EXERCICES:
[A] Résumez en deux phrases le texte sur les Albanais de Corfou.
[B] D'après le texte sur les Albanais de Corfou, les affirmations suivantes sont-elles exactes ? Répondez par oui ou par non, en citant les mots du texte qui le montrent.
(i) L'escadre française part pour Toulon.
(ii) Tous les Albanais portaient exactement la même tenue.
(iii) Le fez des Albanais est de couleur verte.

TEXTE À LIRE:
◆ ◆ ◆ ◆
Le 24 juin, le drapeau britannique flotte sur  Corfou  pour 50 ans, et le 25, l'escadre  française met à la voile sur Toulon.

Nos Albanais restés sur place sont remis à la générosité des Anglais qui vont les enrôler pour leur compte. De nombreux officiers et soldats s’illustreront plus tard dans la lutte pour l’indépendance grecque.

 

/ LE COSTUME DES ALBANAIS

Officier du Régiment albanais
Fig. 4 Soldat albanais en manteau

On parlera plus de costume que d’uniforme, chacun apportant, selon les contingents et son rang social, ses petites particularités. Le général Camus de Richemont, dans ses Mémoires, nous en fait une description datant de 1799, mais l’ensemble n’avait pas changé sous l’Empire :
«Le costume des Albanais ou Arnaoutes est à peu près celui des insulaires de la Grèce : la tête rasée autour du front, des tempes et de la nuque, ne laissant qu'un large disque de cheveux longs qui retombent par derrière et qui sont couverts, à leur sommet, par un petit fez, couleur pourpre, avec broderies en petits galons et une houppe en or ou en soie; des guêtres en velours écarlate ou bleu de ciel, également galonnées et montant à la naissance du genou. Le pied est renfermé dans une chaussure semblable à celle des montagnards espagnols, mais plus élégamment tressée et s'adaptant au bas de la jambe comme le cothurne romain.
◆ ◆ ◆ ◆
LIGNES DE DONNÉES:
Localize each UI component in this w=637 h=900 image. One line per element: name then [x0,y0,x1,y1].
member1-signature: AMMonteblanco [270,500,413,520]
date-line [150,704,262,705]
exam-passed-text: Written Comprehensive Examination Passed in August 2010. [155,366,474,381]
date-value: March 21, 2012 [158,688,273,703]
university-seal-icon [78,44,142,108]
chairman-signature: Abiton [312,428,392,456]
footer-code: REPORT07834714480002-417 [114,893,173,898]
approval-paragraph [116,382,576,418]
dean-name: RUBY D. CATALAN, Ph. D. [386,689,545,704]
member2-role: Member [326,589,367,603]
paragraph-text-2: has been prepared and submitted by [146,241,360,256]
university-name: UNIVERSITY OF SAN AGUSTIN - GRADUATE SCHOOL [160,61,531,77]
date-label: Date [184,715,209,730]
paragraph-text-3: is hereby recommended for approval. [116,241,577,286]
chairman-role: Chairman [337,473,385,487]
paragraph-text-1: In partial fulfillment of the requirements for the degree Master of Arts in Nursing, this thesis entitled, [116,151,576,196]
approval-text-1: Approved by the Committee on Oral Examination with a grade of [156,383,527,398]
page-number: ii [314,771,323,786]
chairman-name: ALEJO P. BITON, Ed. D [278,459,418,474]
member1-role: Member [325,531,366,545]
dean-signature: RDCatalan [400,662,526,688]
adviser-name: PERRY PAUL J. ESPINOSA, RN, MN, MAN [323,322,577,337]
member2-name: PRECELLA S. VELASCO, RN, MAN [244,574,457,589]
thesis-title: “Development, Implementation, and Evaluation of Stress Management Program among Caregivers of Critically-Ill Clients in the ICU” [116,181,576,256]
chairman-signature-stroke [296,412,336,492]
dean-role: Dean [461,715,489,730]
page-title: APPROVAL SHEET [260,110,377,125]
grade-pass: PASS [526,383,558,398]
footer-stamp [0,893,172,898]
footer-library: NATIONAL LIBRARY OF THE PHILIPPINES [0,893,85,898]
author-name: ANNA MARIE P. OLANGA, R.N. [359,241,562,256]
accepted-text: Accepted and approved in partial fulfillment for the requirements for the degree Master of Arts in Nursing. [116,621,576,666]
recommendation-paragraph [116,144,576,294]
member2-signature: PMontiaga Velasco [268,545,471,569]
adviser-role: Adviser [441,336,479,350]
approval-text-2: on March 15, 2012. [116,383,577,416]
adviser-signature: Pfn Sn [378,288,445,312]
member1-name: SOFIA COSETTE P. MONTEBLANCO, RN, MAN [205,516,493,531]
◆ ◆ ◆ ◆
CORRIGÉ:
[A] Le 24 juin, le drapeau britannique flotte sur Corfou et, le 25, l'escadre française part pour Toulon, tandis que les Albanais restés sur place sont remis aux Anglais, qui vont les enrôler. Selon la description du général Camus de Richemont datant de 1799, leur costume comprend une tête rasée ne laissant qu'un large disque de cheveux longs couvert d'un petit fez pourpre, des guêtres galonnées et une chaussure tressée.

[B]
(i) Oui : « met à la voile sur Toulon ».
(ii) Non : « chacun apportant, selon les contingents et son rang social, ses petites particularités ».
(iii) Non : « un petit fez, couleur pourpre ».